EXTRACT PROVIDED Start Marker
SCARLET determination of m6A status in the MALAT1 lncRNA. (A) m6A/MeRIP-seq data for the lncRNA MALAT1 in three cell lines. HeLa data are from our own experiment, HepG2 from Dominissini et al. (2012), and HEK293T from Meyer et al. (2012). The red lines correspond to all RRACH consensus motifs. The m6A-antibody-IP data are in blue and the input sample is in gray. The RRACH consensus sites under the enriched peaks are shown as extended red lines. (B) SCARLET result for the three MALAT1 m6A sites displaying the highest modification fraction, determined from total HeLa polyA+ RNA. (C) Affinity enrichment of MALAT1 RNA using 3′-biotinylated DNA oligos complementary to MALAT1 residues 2449–2498. MALAT1 is ∼43-fold enriched compared with GAPDH-mRNA, as demonstrated by real-time quantitative RT-PCR. (D) SCARLET result for the same three MALAT1 m6A sites as in B, determined from MALAT1 enriched RNA.
TABLE 1.
m6A status in the seven RRACH consensus sites under the largest m6A/MeRIP-seq peak of the MALAT1 lncRNA
To validate that SCARLET accurately reports m6A status of endogenous RNAs in the complex mixture of polyA+ RNA, we affinity enriched MALAT1 RNA from the total polyA+ RNA using MALAT1 RNA complementary biotinylated oligonucleotides and redetermined the m6A fraction at three sites. Our purification enriched MALAT1 by >40-fold (Fig. 3C), and the m6A fraction of the enriched MALAT1 was within 1.3-fold of those determined using total polyA+ RNA (Fig. 3D), validating that SCARLET works well in the complex mixture of total polyA+ RNA.
EXTRACT PROVIDED End Marker
DATA SECTION Start Marker
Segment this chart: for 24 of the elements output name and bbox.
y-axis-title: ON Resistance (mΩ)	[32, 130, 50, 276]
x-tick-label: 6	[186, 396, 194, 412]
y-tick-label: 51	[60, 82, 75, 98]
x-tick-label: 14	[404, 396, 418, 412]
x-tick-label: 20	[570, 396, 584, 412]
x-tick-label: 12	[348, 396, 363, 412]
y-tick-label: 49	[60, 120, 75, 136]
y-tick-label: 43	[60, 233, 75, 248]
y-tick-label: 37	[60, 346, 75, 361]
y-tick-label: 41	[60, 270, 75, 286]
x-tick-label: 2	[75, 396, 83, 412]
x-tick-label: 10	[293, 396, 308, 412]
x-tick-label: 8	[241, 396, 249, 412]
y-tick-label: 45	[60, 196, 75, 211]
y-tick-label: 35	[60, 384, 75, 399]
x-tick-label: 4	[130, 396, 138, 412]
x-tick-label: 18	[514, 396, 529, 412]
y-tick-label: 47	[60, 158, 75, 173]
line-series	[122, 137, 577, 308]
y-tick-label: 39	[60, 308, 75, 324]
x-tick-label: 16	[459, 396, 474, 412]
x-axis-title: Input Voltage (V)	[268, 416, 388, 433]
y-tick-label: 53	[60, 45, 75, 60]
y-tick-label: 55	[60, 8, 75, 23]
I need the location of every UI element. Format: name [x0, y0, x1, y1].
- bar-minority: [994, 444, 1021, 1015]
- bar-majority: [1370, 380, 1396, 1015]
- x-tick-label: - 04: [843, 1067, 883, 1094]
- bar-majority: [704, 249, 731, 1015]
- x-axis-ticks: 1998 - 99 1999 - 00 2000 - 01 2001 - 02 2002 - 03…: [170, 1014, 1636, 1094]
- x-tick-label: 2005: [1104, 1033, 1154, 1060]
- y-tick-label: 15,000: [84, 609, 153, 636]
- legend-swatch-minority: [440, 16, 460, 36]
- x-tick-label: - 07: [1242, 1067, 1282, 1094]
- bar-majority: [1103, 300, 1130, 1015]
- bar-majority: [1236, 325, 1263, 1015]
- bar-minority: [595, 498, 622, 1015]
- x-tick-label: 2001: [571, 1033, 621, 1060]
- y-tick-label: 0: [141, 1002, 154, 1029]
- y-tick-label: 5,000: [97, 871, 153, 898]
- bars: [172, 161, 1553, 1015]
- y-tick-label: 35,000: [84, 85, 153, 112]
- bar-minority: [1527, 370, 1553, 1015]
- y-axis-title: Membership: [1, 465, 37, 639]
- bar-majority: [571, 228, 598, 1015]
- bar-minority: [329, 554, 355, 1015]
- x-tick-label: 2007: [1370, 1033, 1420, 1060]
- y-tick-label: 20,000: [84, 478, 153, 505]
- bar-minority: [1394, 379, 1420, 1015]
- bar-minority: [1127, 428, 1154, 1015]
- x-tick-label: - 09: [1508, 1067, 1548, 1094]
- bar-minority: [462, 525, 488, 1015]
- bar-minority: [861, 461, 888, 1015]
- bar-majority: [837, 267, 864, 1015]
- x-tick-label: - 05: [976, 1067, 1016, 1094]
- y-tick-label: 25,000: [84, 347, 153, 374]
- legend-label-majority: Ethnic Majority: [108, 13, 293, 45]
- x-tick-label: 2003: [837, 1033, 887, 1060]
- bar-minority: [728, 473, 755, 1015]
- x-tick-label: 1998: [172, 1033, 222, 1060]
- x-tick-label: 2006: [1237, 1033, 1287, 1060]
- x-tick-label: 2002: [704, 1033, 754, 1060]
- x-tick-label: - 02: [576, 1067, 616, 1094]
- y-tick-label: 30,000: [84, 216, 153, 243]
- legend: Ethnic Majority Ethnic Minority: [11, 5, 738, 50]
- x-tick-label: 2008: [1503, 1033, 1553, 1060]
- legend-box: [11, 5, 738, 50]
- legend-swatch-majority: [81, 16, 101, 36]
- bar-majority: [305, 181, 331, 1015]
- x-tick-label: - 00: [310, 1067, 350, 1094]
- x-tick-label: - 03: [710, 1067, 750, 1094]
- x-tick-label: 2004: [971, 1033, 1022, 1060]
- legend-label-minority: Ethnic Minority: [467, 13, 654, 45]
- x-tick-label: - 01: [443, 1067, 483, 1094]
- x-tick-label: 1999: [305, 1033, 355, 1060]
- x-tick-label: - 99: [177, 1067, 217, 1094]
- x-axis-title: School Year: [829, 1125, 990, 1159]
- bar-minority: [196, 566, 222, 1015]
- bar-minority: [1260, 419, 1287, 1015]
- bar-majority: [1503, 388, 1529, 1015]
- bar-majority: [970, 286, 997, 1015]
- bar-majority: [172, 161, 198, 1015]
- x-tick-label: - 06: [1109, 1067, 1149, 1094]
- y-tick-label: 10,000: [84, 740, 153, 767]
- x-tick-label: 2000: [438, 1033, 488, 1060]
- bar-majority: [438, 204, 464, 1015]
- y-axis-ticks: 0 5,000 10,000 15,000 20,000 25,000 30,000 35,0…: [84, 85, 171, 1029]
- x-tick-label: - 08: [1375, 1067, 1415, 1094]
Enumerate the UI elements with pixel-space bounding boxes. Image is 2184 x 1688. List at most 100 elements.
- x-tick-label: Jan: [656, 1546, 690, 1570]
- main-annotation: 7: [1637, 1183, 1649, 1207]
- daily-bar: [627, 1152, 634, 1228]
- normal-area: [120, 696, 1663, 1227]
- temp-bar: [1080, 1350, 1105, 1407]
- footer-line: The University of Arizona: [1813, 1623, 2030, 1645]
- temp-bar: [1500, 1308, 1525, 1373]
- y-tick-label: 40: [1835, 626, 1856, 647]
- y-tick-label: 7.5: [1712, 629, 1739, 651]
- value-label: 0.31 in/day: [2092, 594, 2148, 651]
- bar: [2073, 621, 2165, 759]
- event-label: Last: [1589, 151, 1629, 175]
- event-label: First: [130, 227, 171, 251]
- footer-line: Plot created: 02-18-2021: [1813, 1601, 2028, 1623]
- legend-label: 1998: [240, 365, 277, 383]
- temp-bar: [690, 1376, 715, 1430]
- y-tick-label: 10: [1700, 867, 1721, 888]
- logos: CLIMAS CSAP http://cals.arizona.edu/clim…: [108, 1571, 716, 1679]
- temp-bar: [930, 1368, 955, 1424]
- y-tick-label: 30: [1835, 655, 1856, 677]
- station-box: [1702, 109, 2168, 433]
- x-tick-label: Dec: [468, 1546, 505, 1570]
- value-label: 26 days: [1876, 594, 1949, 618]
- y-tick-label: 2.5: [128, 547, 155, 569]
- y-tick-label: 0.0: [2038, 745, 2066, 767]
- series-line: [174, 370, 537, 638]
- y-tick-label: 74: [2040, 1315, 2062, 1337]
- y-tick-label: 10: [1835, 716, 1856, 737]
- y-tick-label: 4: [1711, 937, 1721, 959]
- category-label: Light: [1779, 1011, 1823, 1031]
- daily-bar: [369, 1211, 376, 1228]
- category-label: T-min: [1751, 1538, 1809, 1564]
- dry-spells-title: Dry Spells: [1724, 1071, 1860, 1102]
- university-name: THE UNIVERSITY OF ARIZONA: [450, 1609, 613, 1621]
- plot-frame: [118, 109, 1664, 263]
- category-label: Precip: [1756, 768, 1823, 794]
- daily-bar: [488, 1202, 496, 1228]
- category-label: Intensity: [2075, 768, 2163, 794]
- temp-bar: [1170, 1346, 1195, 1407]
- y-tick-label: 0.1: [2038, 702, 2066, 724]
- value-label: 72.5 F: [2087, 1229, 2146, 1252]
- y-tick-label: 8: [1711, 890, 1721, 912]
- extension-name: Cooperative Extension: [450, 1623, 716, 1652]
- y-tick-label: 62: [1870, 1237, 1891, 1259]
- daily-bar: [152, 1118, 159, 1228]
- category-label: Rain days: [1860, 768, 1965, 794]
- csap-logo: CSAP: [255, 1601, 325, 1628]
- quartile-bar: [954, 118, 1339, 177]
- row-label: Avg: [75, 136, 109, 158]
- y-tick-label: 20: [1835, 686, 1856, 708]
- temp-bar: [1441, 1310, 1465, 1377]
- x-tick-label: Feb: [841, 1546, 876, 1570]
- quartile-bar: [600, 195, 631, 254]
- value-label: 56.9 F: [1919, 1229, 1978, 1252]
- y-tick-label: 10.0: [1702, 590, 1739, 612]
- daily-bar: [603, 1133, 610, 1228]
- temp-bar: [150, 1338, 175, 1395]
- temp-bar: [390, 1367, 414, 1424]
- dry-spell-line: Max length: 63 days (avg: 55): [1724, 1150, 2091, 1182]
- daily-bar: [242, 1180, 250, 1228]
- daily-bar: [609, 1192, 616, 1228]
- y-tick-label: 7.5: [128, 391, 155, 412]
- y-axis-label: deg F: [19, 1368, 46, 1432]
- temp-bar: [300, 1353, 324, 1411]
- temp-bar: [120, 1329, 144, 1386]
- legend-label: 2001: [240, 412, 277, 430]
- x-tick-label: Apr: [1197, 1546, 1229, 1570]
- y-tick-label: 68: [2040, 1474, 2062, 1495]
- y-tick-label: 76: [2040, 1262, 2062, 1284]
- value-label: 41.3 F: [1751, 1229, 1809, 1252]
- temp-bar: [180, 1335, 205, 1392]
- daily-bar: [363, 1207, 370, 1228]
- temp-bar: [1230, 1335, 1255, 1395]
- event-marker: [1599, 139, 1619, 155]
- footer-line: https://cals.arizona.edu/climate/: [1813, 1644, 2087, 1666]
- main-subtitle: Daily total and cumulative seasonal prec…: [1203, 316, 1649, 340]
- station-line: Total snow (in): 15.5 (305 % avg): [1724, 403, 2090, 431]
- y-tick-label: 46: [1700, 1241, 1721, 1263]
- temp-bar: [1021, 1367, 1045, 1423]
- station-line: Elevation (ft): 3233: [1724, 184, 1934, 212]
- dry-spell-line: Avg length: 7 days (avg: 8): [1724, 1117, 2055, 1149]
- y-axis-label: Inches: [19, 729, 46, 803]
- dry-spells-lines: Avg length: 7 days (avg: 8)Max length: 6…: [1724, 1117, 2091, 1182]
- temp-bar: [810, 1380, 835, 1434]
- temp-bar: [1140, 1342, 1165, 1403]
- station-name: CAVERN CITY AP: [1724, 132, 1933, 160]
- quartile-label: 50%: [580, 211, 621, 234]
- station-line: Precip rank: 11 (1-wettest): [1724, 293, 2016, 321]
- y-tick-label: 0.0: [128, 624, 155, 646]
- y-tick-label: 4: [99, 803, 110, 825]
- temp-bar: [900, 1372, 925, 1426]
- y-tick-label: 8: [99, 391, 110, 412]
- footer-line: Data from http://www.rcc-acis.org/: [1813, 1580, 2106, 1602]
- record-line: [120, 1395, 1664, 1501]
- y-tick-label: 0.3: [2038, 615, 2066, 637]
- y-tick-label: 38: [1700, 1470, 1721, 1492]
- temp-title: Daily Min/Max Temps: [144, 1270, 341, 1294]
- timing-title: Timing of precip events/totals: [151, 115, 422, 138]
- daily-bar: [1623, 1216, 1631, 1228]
DATA SECTION End Marker
TASKS AND EXERCISES:
[1] According to the SCARLET passage on MALAT1, how many times more enriched was MALAT1 than GAPDH mRNA after affinity enrichment with the biotinylated DNA oligos?
[2] Carry on the SCARLET passage on MALAT1 m6A status, picking up after its final sentence.

REPLIES:
[1] About 43-fold, as measured by real-time quantitative RT-PCR.

[2]
We also determined the m6A status in many RRACH sites in another lncRNA (TUG1) and three mRNAs (ACTB, TPT1, and BSG), chosen on the basis of the m6A/MeRIP-seq results (Fig. 4). Among the sixteen sites tested, only four showed m6A modification >5% (Table 2). This result shows that the previously reported 20% m6A modification in bovine prolactin mRNA (Narayan and Rottman 1988) is not abnormal, suggests that many sites in mRNA carry incomplete m6A modification, and highlights that not every RRACH consensus sequence sites under the m6A/MeRIP-seq peaks are modified.
FIGURE 4.
m6A/MeRIP-seq analysis of four RNAs tested for m6A status in this work. They include one lncRNA TUG1 (A), ACTB mRNA (B), TPT1 mRNA (C), and BSG mRNA (D) in three different human cell lines (HeLa, HepG2, and HEK293T). SCARLET tested sites are labeled with bold arrows. The sites tested positive for m6A are indicated by purple arrows, whereas the sites tested negative for m6A are indicated by blue arrows.
TABLE 2.
m6A status in the lncRNA TUG1 and three mRNAs (ACTB, TPT1, and BSG)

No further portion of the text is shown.